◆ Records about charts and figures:

+++++

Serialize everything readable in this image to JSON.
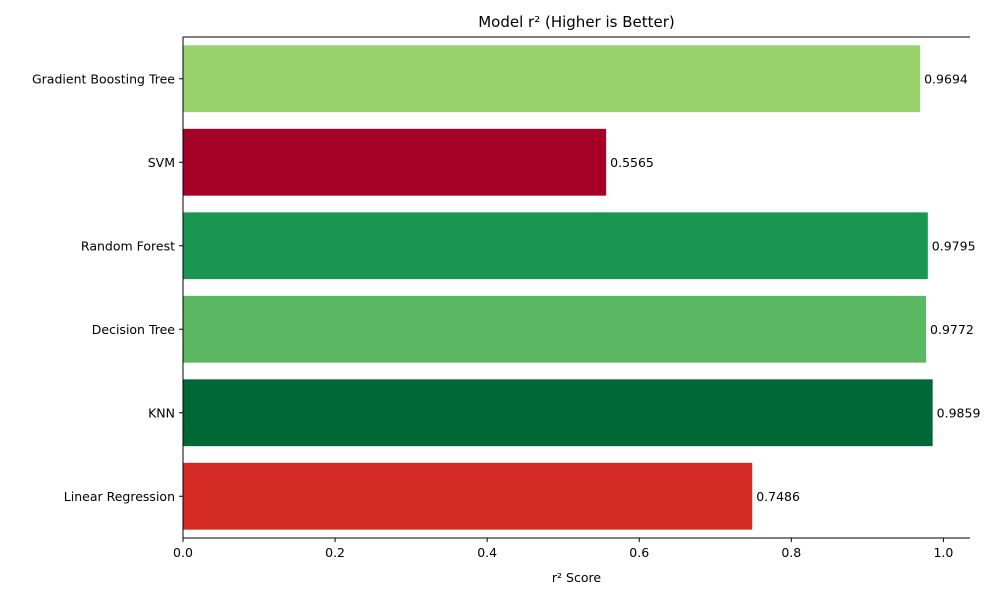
{
  "chart_data": {
    "type": "bar",
    "orientation": "horizontal",
    "title": "Model r² (Higher is Better)",
    "xlabel": "r² Score",
    "ylabel": "",
    "xlim": [
      0,
      1.035
    ],
    "x_ticks": [
      "0.0",
      "0.2",
      "0.4",
      "0.6",
      "0.8",
      "1.0"
    ],
    "x_tick_values": [
      0.0,
      0.2,
      0.4,
      0.6,
      0.8,
      1.0
    ],
    "grid": false,
    "categories": [
      "Gradient Boosting Tree",
      "SVM",
      "Random Forest",
      "Decision Tree",
      "KNN",
      "Linear Regression"
    ],
    "values": [
      0.9694,
      0.5565,
      0.9795,
      0.9772,
      0.9859,
      0.7486
    ],
    "value_labels": [
      "0.9694",
      "0.5565",
      "0.9795",
      "0.9772",
      "0.9859",
      "0.7486"
    ],
    "colors": [
      "#96d16a",
      "#a50026",
      "#199750",
      "#5bb862",
      "#006837",
      "#d52b27"
    ]
  }
}
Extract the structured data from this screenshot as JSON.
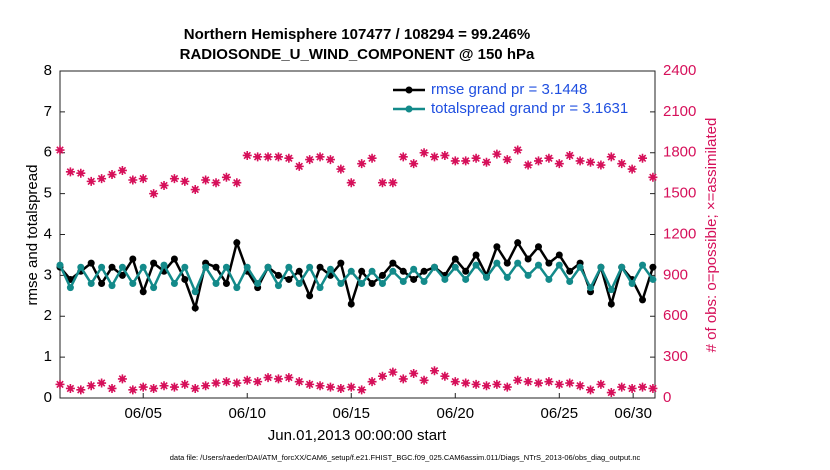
{
  "chart_data": {
    "type": "line",
    "title": "Northern Hemisphere 107477 / 108294 = 99.246%",
    "subtitle": "RADIOSONDE_U_WIND_COMPONENT @ 150 hPa",
    "x_label": "Jun.01,2013 00:00:00 start",
    "y_label": "rmse and totalspread",
    "y2_label": "# of obs: o=possible; ×=assimilated",
    "footnote": "data file: /Users/raeder/DAI/ATM_forcXX/CAM6_setup/f.e21.FHIST_BGC.f09_025.CAM6assim.011/Diags_NTrS_2013-06/obs_diag_output.nc",
    "x": [
      0,
      0.5,
      1,
      1.5,
      2,
      2.5,
      3,
      3.5,
      4,
      4.5,
      5,
      5.5,
      6,
      6.5,
      7,
      7.5,
      8,
      8.5,
      9,
      9.5,
      10,
      10.5,
      11,
      11.5,
      12,
      12.5,
      13,
      13.5,
      14,
      14.5,
      15,
      15.5,
      16,
      16.5,
      17,
      17.5,
      18,
      18.5,
      19,
      19.5,
      20,
      20.5,
      21,
      21.5,
      22,
      22.5,
      23,
      23.5,
      24,
      24.5,
      25,
      25.5,
      26,
      26.5,
      27,
      27.5,
      28,
      28.5
    ],
    "xlim": [
      0,
      28.6
    ],
    "xticks": [
      {
        "value": 4,
        "label": "06/05"
      },
      {
        "value": 9,
        "label": "06/10"
      },
      {
        "value": 14,
        "label": "06/15"
      },
      {
        "value": 19,
        "label": "06/20"
      },
      {
        "value": 24,
        "label": "06/25"
      },
      {
        "value": 27.55,
        "label": "06/30"
      }
    ],
    "ylim": [
      0,
      8
    ],
    "yticks": [
      0,
      1,
      2,
      3,
      4,
      5,
      6,
      7,
      8
    ],
    "y2lim": [
      0,
      2400
    ],
    "y2ticks": [
      0,
      300,
      600,
      900,
      1200,
      1500,
      1800,
      2100,
      2400
    ],
    "legend": "upper right",
    "series": [
      {
        "name": "rmse grand pr = 3.1448",
        "color": "#000000",
        "values": [
          3.2,
          2.9,
          3.1,
          3.3,
          2.8,
          3.2,
          3.0,
          3.4,
          2.6,
          3.3,
          3.1,
          3.4,
          2.9,
          2.2,
          3.3,
          3.2,
          2.8,
          3.8,
          3.1,
          2.7,
          3.2,
          3.0,
          2.9,
          3.1,
          2.5,
          3.2,
          3.0,
          3.3,
          2.3,
          3.1,
          2.8,
          3.0,
          3.3,
          3.1,
          2.9,
          3.1,
          3.2,
          3.0,
          3.4,
          3.1,
          3.5,
          3.0,
          3.7,
          3.3,
          3.8,
          3.4,
          3.7,
          3.3,
          3.5,
          3.1,
          3.3,
          2.6,
          3.2,
          2.3,
          3.2,
          2.9,
          2.4,
          3.2
        ]
      },
      {
        "name": "totalspread grand pr = 3.1631",
        "color": "#138a8a",
        "values": [
          3.25,
          2.7,
          3.2,
          2.8,
          3.2,
          2.75,
          3.2,
          2.8,
          3.2,
          2.7,
          3.25,
          2.8,
          3.2,
          2.6,
          3.2,
          2.8,
          3.2,
          2.7,
          3.2,
          2.8,
          3.2,
          2.75,
          3.2,
          2.8,
          3.2,
          2.7,
          3.15,
          2.8,
          3.1,
          2.8,
          3.1,
          2.8,
          3.1,
          2.85,
          3.15,
          2.85,
          3.2,
          2.9,
          3.2,
          2.9,
          3.25,
          2.95,
          3.3,
          2.95,
          3.3,
          3.0,
          3.25,
          2.9,
          3.25,
          2.85,
          3.2,
          2.7,
          3.2,
          2.65,
          3.2,
          2.8,
          3.25,
          2.9
        ]
      },
      {
        "color": "#d6105a",
        "axis": "y2",
        "values": [
          1820,
          1660,
          1650,
          1590,
          1610,
          1640,
          1670,
          1600,
          1610,
          1500,
          1560,
          1610,
          1590,
          1530,
          1600,
          1580,
          1620,
          1580,
          1780,
          1770,
          1770,
          1770,
          1760,
          1700,
          1750,
          1770,
          1750,
          1680,
          1580,
          1720,
          1760,
          1580,
          1580,
          1770,
          1720,
          1800,
          1770,
          1780,
          1740,
          1740,
          1760,
          1730,
          1790,
          1750,
          1820,
          1710,
          1740,
          1760,
          1720,
          1780,
          1740,
          1730,
          1710,
          1770,
          1720,
          1680,
          1760,
          1620
        ]
      },
      {
        "color": "#d6105a",
        "axis": "y2",
        "values": [
          100,
          70,
          60,
          90,
          110,
          70,
          140,
          60,
          80,
          70,
          90,
          80,
          100,
          70,
          90,
          110,
          120,
          110,
          130,
          120,
          150,
          140,
          150,
          120,
          100,
          90,
          80,
          70,
          80,
          60,
          120,
          160,
          190,
          140,
          180,
          130,
          200,
          160,
          120,
          110,
          100,
          90,
          100,
          80,
          130,
          120,
          110,
          120,
          100,
          110,
          90,
          60,
          100,
          40,
          80,
          70,
          80,
          70
        ]
      }
    ]
  }
}
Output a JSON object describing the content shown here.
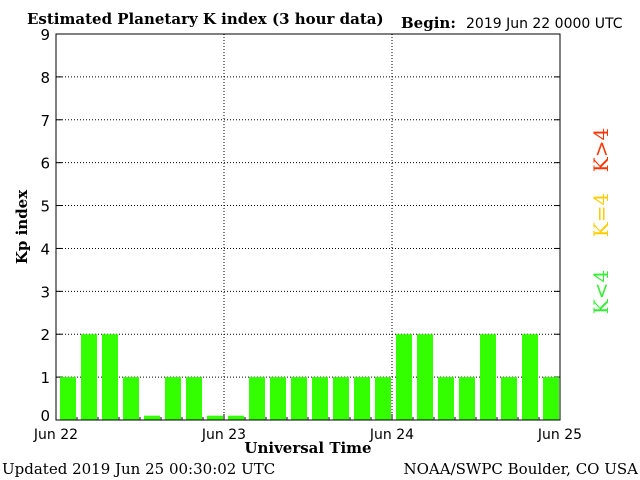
{
  "header": {
    "title": "Estimated Planetary K index (3 hour data)",
    "begin_label": "Begin:",
    "begin_value": "2019 Jun 22 0000 UTC"
  },
  "footer": {
    "updated": "Updated 2019 Jun 25 00:30:02 UTC",
    "credit": "NOAA/SWPC Boulder, CO USA"
  },
  "legend": [
    {
      "label": "K<4",
      "color": "#33ee33"
    },
    {
      "label": "K=4",
      "color": "#ffcc00"
    },
    {
      "label": "K>4",
      "color": "#ff3300"
    }
  ],
  "chart_data": {
    "type": "bar",
    "title": "Estimated Planetary K index (3 hour data)",
    "xlabel": "Universal Time",
    "ylabel": "Kp index",
    "ylim": [
      0,
      9
    ],
    "yticks": [
      0,
      1,
      2,
      3,
      4,
      5,
      6,
      7,
      8,
      9
    ],
    "xticks": [
      "Jun 22",
      "Jun 23",
      "Jun 24",
      "Jun 25"
    ],
    "grid": true,
    "legend_placement": "right",
    "bar_color": "#33ff00",
    "series": [
      {
        "values": [
          1,
          2,
          2,
          1,
          0.1,
          1,
          1,
          0.1,
          0.1,
          1,
          1,
          1,
          1,
          1,
          1,
          1,
          2,
          2,
          1,
          1,
          2,
          1,
          2,
          1
        ]
      }
    ]
  }
}
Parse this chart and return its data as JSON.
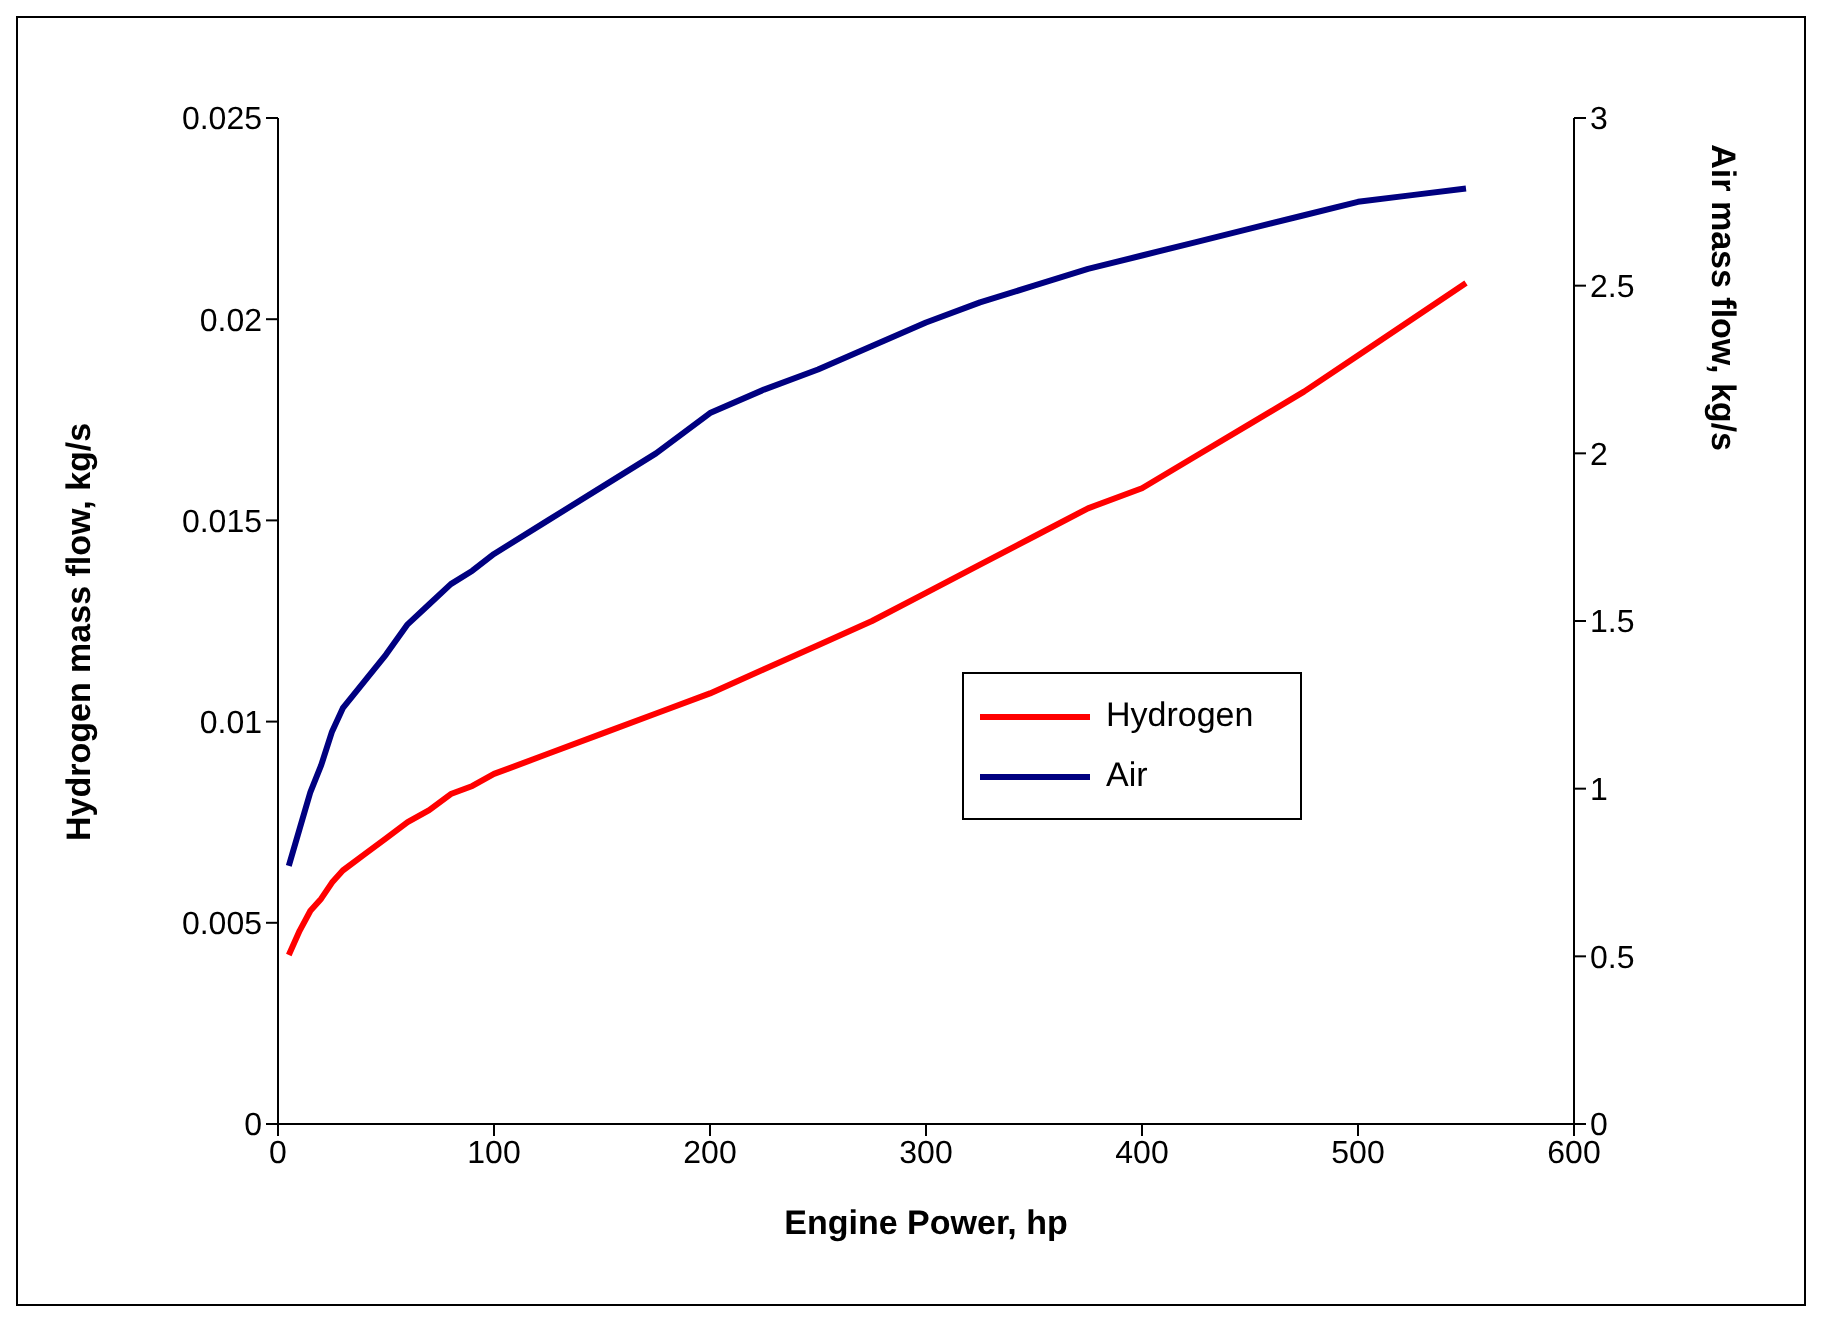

+++++

◆ Directions: State only the count of lines above that hold the string "right".

◆ Correct output: 2